__Artikel__:

Ein Zahlengenerator $Z$ liefert Dezimalwerte im Bereich von 1 bis 15. Diese werden in Binärzahlen umgewandelt (rot umrandeter Block). Der Ausgang besteht aus den vier Binärwerten $A$, $B$, $C$ und $D$ mit abnehmender Wertigkeit. Beispielsweise liefert $Z = 11$ die Binärwerte
 
$$ A = 1, B = 0, C = 1, D = 1. $$
 
Mengentheoretisch lässt sich dies wie folgt darstellen:
 
$$ Z = 11\qquad\widehat{=}\qquad A \cap\bar{ B} \cap C \cap D$$
 
Aus den binären Größen A, B, C und D werden drei weitere Boolsche Ausdrücke gebildet, deren Vereinigungsmenge mit X bezeichnet wird:
 
:<math> U = A \cap \bar{D} </math>
 
:<math> V = \bar{A} \cap B \cap \bar{D} </math>
 
$$W, wobei \, \bar{W} = \bar{A} \cup \bar{D} \cup (\bar{B} \cap C) \cup (B \cap \bar{C}). $$
 
Für die folgenden Fragen ist zu berücksichtigen, dass $Z = 0  ⇒  A = B = C = D = 0$ bereits durch den Zahlengenerator ausgeschlossen ist. Beachten Sie ferner, dass nicht alle Eingangsgrößen $A$, $B$, $C$ und $D$ zur Berechnung aller Zwischengrößen $U$, $V$ und $W$ herangezogen werden.

__Kurze Aufgabe A__: Zitiere aus den Einträgen unverändert die Zeilen, beginnend mit der Zeile, die „y-tick-label: 450: [283, 103, 343, 144]“ enthält, und endend mit der Zeile, die „bar: [1326, 636, 1420, 791]“ enthält, beide eingeschlossen.

__Verfügbare Einträge__:
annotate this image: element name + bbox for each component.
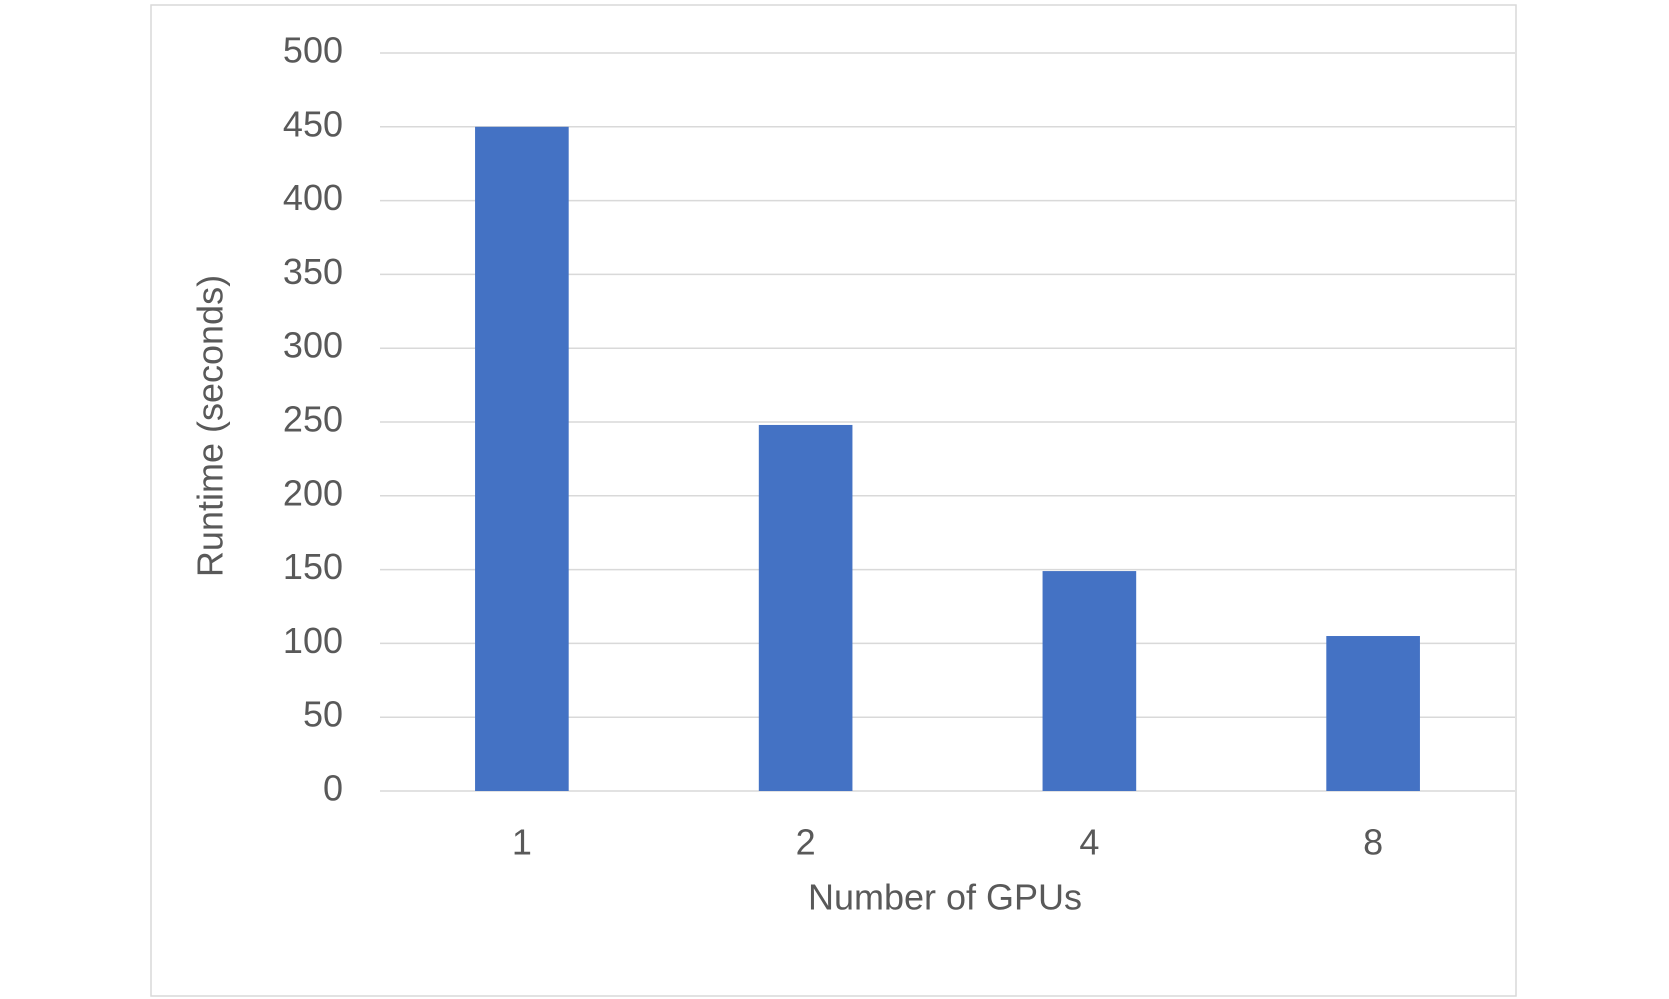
y-tick-label: 450: [283, 103, 343, 144]
y-tick-label: 300: [283, 325, 343, 366]
y-tick-label: 500: [283, 30, 343, 71]
x-tick-label: 1: [512, 822, 532, 863]
x-tick-label: 8: [1363, 822, 1383, 863]
y-tick-label: 350: [283, 251, 343, 292]
y-tick-label: 400: [283, 177, 343, 218]
bar: [1326, 636, 1420, 791]
y-tick-label: 0: [323, 768, 343, 809]
y-tick-label: 100: [283, 620, 343, 661]
x-tick-label: 4: [1079, 822, 1099, 863]
y-axis-label: Runtime (seconds): [190, 275, 231, 577]
x-axis-label: Number of GPUs: [808, 877, 1082, 918]
bar: [758, 424, 853, 791]
bar: [1042, 571, 1137, 791]
bar: [475, 126, 569, 792]
x-tick-label: 2: [796, 822, 816, 863]
y-tick-label: 50: [303, 694, 343, 735]
y-tick-label: 150: [283, 546, 343, 587]
y-tick-label: 250: [283, 399, 343, 440]
y-tick-label: 200: [283, 472, 343, 513]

__Kurze Aufgabe B__: Gib den gesamten Artikel über den Zahlengenerator unverändert aus.

__Ausgabe A__:
y-tick-label: 450: [283, 103, 343, 144]
y-tick-label: 300: [283, 325, 343, 366]
y-tick-label: 500: [283, 30, 343, 71]
x-tick-label: 1: [512, 822, 532, 863]
x-tick-label: 8: [1363, 822, 1383, 863]
y-tick-label: 350: [283, 251, 343, 292]
y-tick-label: 400: [283, 177, 343, 218]
bar: [1326, 636, 1420, 791]

__Ausgabe B__:
Ein Zahlengenerator $Z$ liefert Dezimalwerte im Bereich von 1 bis 15. Diese werden in Binärzahlen umgewandelt (rot umrandeter Block). Der Ausgang besteht aus den vier Binärwerten $A$, $B$, $C$ und $D$ mit abnehmender Wertigkeit. Beispielsweise liefert $Z = 11$ die Binärwerte
 
$$ A = 1, B = 0, C = 1, D = 1. $$
 
Mengentheoretisch lässt sich dies wie folgt darstellen:
 
$$ Z = 11\qquad\widehat{=}\qquad A \cap\bar{ B} \cap C \cap D$$
 
Aus den binären Größen A, B, C und D werden drei weitere Boolsche Ausdrücke gebildet, deren Vereinigungsmenge mit X bezeichnet wird:
 
:<math> U = A \cap \bar{D} </math>
 
:<math> V = \bar{A} \cap B \cap \bar{D} </math>
 
$$W, wobei \, \bar{W} = \bar{A} \cup \bar{D} \cup (\bar{B} \cap C) \cup (B \cap \bar{C}). $$
 
Für die folgenden Fragen ist zu berücksichtigen, dass $Z = 0  ⇒  A = B = C = D = 0$ bereits durch den Zahlengenerator ausgeschlossen ist. Beachten Sie ferner, dass nicht alle Eingangsgrößen $A$, $B$, $C$ und $D$ zur Berechnung aller Zwischengrößen $U$, $V$ und $W$ herangezogen werden.